Exercise objective. Look through the material below and give the number of lines holding "this", with no other words.

(begin)

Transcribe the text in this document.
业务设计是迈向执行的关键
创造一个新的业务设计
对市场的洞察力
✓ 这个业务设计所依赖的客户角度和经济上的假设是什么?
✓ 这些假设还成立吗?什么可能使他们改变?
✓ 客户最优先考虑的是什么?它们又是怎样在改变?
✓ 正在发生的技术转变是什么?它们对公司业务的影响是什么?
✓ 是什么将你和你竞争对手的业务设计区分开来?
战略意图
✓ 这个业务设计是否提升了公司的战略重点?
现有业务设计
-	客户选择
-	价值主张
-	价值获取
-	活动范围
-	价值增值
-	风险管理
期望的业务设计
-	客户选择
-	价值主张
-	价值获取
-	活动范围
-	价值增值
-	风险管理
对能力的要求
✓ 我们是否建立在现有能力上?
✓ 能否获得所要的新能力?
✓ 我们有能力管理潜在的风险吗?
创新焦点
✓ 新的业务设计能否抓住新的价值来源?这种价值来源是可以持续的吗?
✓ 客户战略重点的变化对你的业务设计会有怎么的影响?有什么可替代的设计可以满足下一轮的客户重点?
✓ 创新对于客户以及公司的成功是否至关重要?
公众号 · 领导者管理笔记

(end)
(begin)

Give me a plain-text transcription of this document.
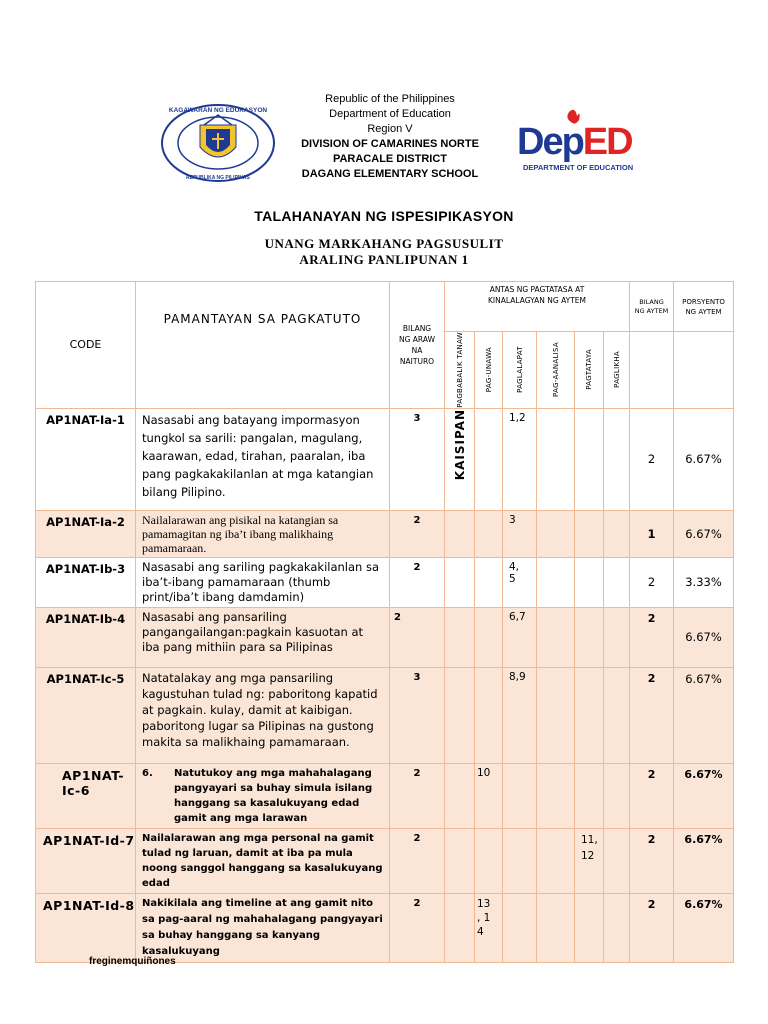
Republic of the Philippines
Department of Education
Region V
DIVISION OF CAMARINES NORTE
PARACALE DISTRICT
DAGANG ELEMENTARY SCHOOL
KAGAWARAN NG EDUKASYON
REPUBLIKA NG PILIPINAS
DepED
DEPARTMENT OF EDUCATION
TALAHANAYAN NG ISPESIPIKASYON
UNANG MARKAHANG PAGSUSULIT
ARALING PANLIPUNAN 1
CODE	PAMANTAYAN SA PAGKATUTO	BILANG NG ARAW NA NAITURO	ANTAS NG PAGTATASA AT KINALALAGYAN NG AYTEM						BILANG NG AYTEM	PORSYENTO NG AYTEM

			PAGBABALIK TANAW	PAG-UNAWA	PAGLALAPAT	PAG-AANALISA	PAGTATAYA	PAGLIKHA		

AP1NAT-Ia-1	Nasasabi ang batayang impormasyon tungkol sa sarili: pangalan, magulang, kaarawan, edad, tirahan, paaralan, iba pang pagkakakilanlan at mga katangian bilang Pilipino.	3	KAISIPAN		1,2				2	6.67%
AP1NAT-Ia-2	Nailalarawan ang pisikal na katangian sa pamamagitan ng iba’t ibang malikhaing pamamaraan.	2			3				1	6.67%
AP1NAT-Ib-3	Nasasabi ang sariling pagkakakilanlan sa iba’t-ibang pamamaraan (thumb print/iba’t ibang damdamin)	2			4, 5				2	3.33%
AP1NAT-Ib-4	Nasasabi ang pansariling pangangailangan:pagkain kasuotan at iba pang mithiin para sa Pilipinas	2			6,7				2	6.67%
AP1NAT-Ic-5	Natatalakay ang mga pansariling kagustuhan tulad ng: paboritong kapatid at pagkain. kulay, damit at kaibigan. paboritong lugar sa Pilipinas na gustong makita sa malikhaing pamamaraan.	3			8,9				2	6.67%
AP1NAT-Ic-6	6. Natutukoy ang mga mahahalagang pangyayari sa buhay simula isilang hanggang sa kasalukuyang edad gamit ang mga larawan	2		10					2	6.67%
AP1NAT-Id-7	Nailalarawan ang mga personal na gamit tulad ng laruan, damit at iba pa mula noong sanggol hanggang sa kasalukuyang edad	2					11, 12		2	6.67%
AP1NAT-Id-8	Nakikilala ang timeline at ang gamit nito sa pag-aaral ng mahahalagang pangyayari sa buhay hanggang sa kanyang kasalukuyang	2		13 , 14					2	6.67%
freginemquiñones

(end)

Expected answer. 2